### [Given exercise]
Provide only the number of lines in the data below that contain the string "silnika".

### [Data lines]
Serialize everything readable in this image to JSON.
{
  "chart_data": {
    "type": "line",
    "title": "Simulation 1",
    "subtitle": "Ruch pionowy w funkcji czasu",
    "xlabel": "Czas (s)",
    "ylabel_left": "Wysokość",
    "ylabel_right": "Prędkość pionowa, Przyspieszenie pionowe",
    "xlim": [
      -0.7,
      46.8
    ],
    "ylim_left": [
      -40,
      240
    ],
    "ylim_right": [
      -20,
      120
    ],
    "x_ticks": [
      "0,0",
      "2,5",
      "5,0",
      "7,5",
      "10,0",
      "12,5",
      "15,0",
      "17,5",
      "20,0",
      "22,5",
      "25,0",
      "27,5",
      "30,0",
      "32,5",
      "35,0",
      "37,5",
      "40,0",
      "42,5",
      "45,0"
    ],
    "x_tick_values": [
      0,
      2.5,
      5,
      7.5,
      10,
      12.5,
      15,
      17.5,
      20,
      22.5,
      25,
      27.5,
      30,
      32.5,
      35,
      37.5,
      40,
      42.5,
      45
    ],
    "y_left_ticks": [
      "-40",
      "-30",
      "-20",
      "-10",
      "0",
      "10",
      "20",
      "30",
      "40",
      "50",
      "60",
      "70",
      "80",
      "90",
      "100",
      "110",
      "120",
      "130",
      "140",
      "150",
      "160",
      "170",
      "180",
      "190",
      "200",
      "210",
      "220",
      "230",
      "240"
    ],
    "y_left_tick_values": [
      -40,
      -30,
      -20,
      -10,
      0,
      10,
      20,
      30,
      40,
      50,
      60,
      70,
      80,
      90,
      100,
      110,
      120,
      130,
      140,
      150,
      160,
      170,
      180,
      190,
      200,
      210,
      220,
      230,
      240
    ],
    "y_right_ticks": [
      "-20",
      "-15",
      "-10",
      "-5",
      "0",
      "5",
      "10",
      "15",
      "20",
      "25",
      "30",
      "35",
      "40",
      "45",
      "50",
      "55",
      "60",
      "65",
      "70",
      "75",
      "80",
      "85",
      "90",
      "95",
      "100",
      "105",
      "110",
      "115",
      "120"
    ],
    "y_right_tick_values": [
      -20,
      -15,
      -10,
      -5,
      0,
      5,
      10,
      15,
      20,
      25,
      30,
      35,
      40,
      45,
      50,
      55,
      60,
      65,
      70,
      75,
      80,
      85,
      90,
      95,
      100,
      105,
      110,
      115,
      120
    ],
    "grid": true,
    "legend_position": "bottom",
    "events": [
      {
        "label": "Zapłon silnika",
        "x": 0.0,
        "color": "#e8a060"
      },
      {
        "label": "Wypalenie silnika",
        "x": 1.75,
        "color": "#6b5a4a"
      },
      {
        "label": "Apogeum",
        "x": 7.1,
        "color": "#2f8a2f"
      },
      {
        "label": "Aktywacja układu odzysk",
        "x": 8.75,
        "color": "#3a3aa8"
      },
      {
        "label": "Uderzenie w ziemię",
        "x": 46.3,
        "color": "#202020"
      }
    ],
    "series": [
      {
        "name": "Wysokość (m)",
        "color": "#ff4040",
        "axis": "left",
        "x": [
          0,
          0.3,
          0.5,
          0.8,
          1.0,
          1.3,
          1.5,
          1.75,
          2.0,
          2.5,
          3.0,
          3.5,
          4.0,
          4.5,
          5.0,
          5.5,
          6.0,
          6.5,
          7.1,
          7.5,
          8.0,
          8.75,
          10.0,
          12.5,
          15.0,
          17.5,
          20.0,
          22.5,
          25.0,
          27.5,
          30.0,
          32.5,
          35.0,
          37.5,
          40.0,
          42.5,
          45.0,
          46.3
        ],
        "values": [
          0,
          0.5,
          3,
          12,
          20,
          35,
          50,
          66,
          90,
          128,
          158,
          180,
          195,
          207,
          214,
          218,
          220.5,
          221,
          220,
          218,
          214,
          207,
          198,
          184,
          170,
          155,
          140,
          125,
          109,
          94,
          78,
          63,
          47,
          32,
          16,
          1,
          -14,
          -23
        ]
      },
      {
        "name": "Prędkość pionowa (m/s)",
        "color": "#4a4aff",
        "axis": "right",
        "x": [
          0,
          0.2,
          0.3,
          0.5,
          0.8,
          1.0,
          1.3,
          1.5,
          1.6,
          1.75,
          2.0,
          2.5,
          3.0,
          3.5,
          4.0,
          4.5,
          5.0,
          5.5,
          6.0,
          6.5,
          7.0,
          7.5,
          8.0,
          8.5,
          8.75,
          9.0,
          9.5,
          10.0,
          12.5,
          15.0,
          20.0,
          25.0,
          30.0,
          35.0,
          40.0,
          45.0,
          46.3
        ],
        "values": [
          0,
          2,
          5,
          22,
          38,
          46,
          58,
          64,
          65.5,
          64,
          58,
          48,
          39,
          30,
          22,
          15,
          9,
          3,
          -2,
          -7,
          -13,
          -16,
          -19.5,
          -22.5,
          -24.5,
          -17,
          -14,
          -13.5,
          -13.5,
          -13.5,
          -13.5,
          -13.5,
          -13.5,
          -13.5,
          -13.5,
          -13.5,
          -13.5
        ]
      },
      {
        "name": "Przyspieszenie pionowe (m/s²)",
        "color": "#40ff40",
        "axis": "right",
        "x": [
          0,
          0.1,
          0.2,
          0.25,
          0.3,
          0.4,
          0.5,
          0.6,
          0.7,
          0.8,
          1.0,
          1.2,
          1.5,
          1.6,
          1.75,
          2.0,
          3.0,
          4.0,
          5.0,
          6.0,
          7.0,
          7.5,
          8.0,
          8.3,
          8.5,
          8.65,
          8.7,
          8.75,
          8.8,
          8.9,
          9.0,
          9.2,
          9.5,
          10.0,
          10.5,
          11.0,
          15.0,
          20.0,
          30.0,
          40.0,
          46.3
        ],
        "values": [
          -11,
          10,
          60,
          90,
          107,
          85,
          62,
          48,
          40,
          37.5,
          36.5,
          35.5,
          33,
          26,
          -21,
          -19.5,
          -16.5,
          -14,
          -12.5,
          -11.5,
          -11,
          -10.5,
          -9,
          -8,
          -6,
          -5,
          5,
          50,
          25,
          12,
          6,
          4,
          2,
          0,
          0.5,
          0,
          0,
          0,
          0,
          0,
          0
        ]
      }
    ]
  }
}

### [Task solution]
2